#### THE TASK
Reproduce each of the items below word for word, leaving out the pictures.

##### EXERCISE INPUT

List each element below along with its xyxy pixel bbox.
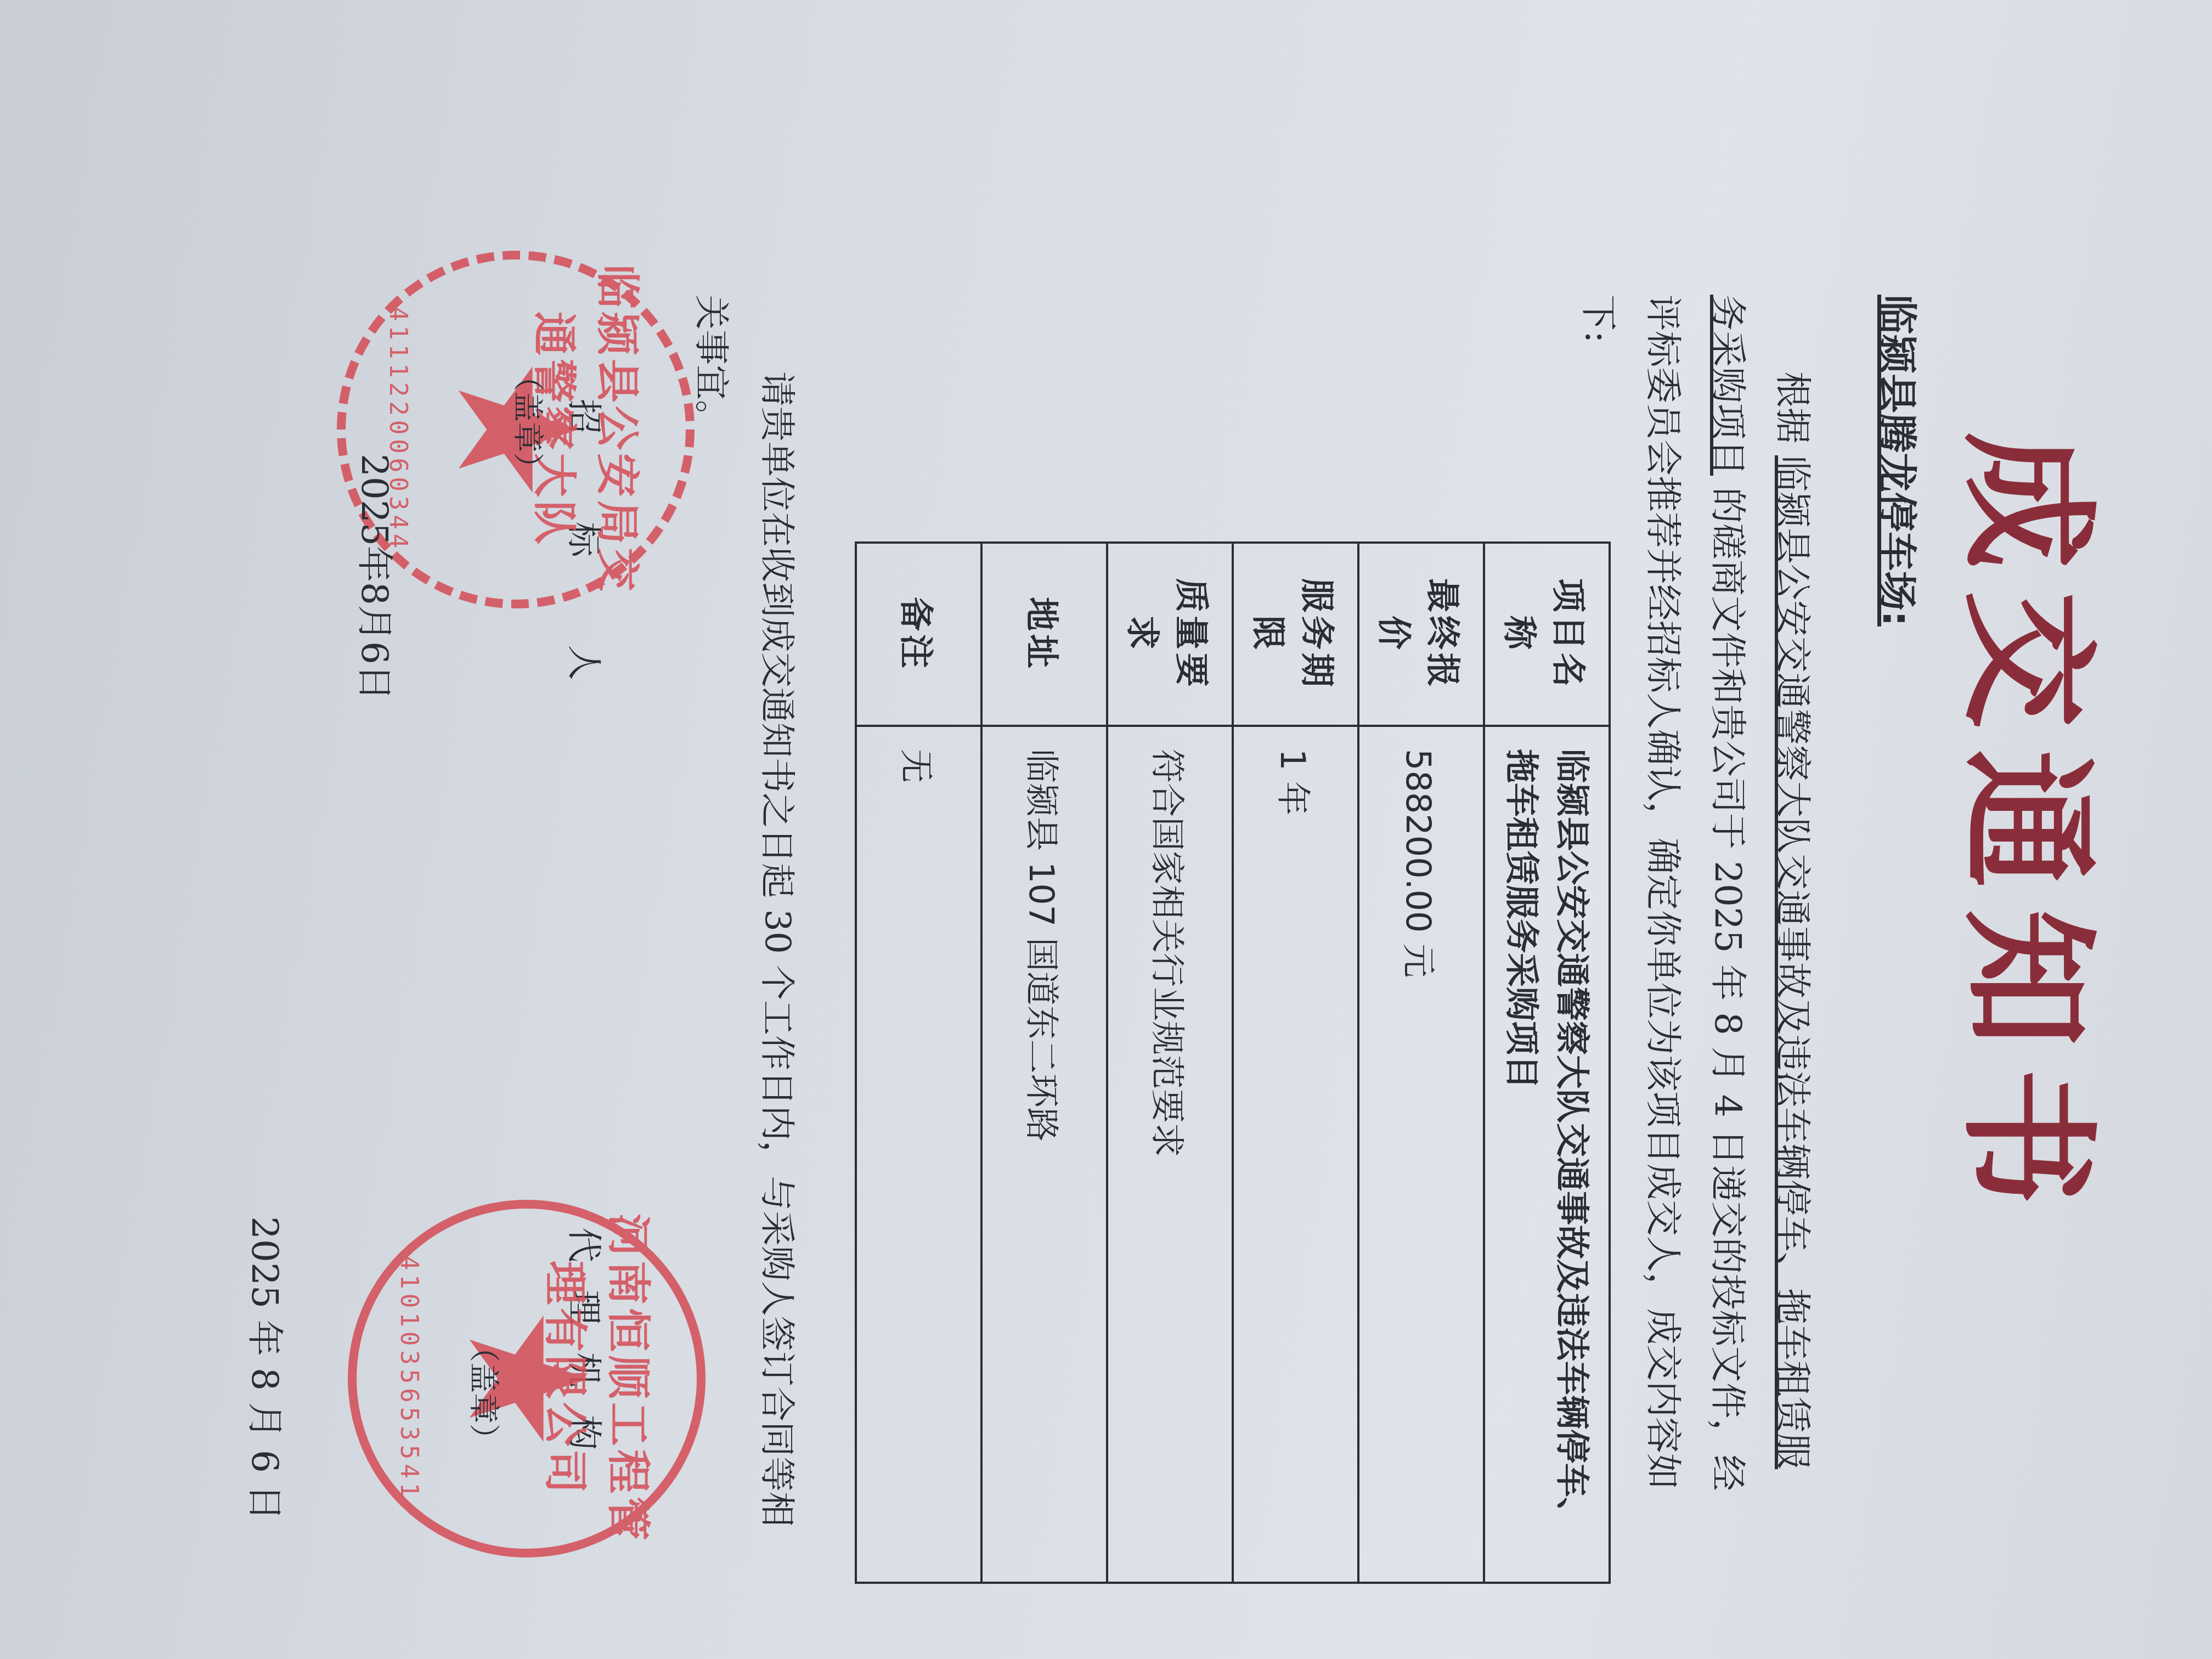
row-value: 588200.00 元: [1358, 726, 1484, 1583]
row-value: 临颍县公安交通警察大队交通事故及违法车辆停车、拖车租赁服务采购项目: [1484, 726, 1610, 1583]
table-row: 项目名称 临颍县公安交通警察大队交通事故及违法车辆停车、拖车租赁服务采购项目: [1484, 543, 1610, 1583]
row-label: 服务期限: [1233, 543, 1358, 726]
deal-info-table: 项目名称 临颍县公安交通警察大队交通事故及违法车辆停车、拖车租赁服务采购项目 最…: [855, 541, 1611, 1584]
row-label: 地址: [981, 543, 1107, 726]
row-label: 项目名称: [1484, 543, 1610, 726]
table-row: 备注 无: [856, 543, 981, 1583]
table-row: 质量要求 符合国家相关行业规范要求: [1107, 543, 1233, 1583]
table-row: 地址 临颍县 107 国道东二环路: [981, 543, 1107, 1583]
document-title: 成交通知书: [1940, 20, 2137, 1639]
row-label: 最终报价: [1358, 543, 1484, 726]
seal-code: 4101035653541: [395, 1209, 423, 1549]
row-label: 质量要求: [1107, 543, 1233, 726]
row-value: 符合国家相关行业规范要求: [1107, 726, 1233, 1583]
agency-date: 2025 年 8 月 6 日: [242, 1216, 294, 1521]
recipient: 临颍县腾龙停车场:: [1872, 295, 1929, 627]
table-row: 服务期限 1 年: [1233, 543, 1358, 1583]
row-value: 1 年: [1233, 726, 1358, 1583]
row-value: 无: [856, 726, 981, 1583]
tenderer-date: 2025年8月6日: [352, 454, 404, 701]
agency-seal-note: （盖章）: [464, 1331, 508, 1454]
row-value: 临颍县 107 国道东二环路: [981, 726, 1107, 1583]
table-row: 最终报价 588200.00 元: [1358, 543, 1484, 1583]
seal-text: 河南恒顺工程管理有限公司: [538, 1209, 664, 1549]
agency-seal: 河南恒顺工程管理有限公司 ★ 4101035653541: [348, 1200, 706, 1558]
row-label: 备注: [856, 543, 981, 726]
notice-document: 成交通知书 临颍县腾龙停车场: 根据 临颍县公安交通警察大队交通事故及违法车辆停…: [36, 20, 2176, 1639]
tenderer-seal-note: （盖章）: [508, 360, 552, 483]
body-prefix: 根据: [1771, 371, 1814, 444]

##########

#### FULL OUTPUT
List each element below along with its xyxy pixel bbox.
row-value: 588200.00 元: [1358, 726, 1484, 1583]
row-value: 临颍县公安交通警察大队交通事故及违法车辆停车、拖车租赁服务采购项目: [1484, 726, 1610, 1583]
table-row: 项目名称 临颍县公安交通警察大队交通事故及违法车辆停车、拖车租赁服务采购项目: [1484, 543, 1610, 1583]
row-label: 服务期限: [1233, 543, 1358, 726]
deal-info-table: 项目名称 临颍县公安交通警察大队交通事故及违法车辆停车、拖车租赁服务采购项目 最…: [855, 541, 1611, 1584]
row-label: 地址: [981, 543, 1107, 726]
row-label: 项目名称: [1484, 543, 1610, 726]
table-row: 备注 无: [856, 543, 981, 1583]
table-row: 质量要求 符合国家相关行业规范要求: [1107, 543, 1233, 1583]
table-row: 地址 临颍县 107 国道东二环路: [981, 543, 1107, 1583]
document-title: 成交通知书: [1940, 20, 2137, 1639]
row-label: 最终报价: [1358, 543, 1484, 726]
seal-code: 4101035653541: [395, 1209, 423, 1549]
row-label: 质量要求: [1107, 543, 1233, 726]
row-value: 符合国家相关行业规范要求: [1107, 726, 1233, 1583]
agency-date: 2025 年 8 月 6 日: [242, 1216, 294, 1521]
recipient: 临颍县腾龙停车场:: [1872, 295, 1929, 627]
table-row: 服务期限 1 年: [1233, 543, 1358, 1583]
row-value: 1 年: [1233, 726, 1358, 1583]
row-value: 无: [856, 726, 981, 1583]
tenderer-date: 2025年8月6日: [352, 454, 404, 701]
agency-seal-note: （盖章）: [464, 1331, 508, 1454]
row-value: 临颍县 107 国道东二环路: [981, 726, 1107, 1583]
table-row: 最终报价 588200.00 元: [1358, 543, 1484, 1583]
seal-text: 河南恒顺工程管理有限公司: [538, 1209, 664, 1549]
agency-seal: 河南恒顺工程管理有限公司 ★ 4101035653541: [348, 1200, 706, 1558]
row-label: 备注: [856, 543, 981, 726]
notice-document: 成交通知书 临颍县腾龙停车场: 根据 临颍县公安交通警察大队交通事故及违法车辆停…: [36, 20, 2176, 1639]
tenderer-seal-note: （盖章）: [508, 360, 552, 483]
body-prefix: 根据: [1771, 371, 1814, 444]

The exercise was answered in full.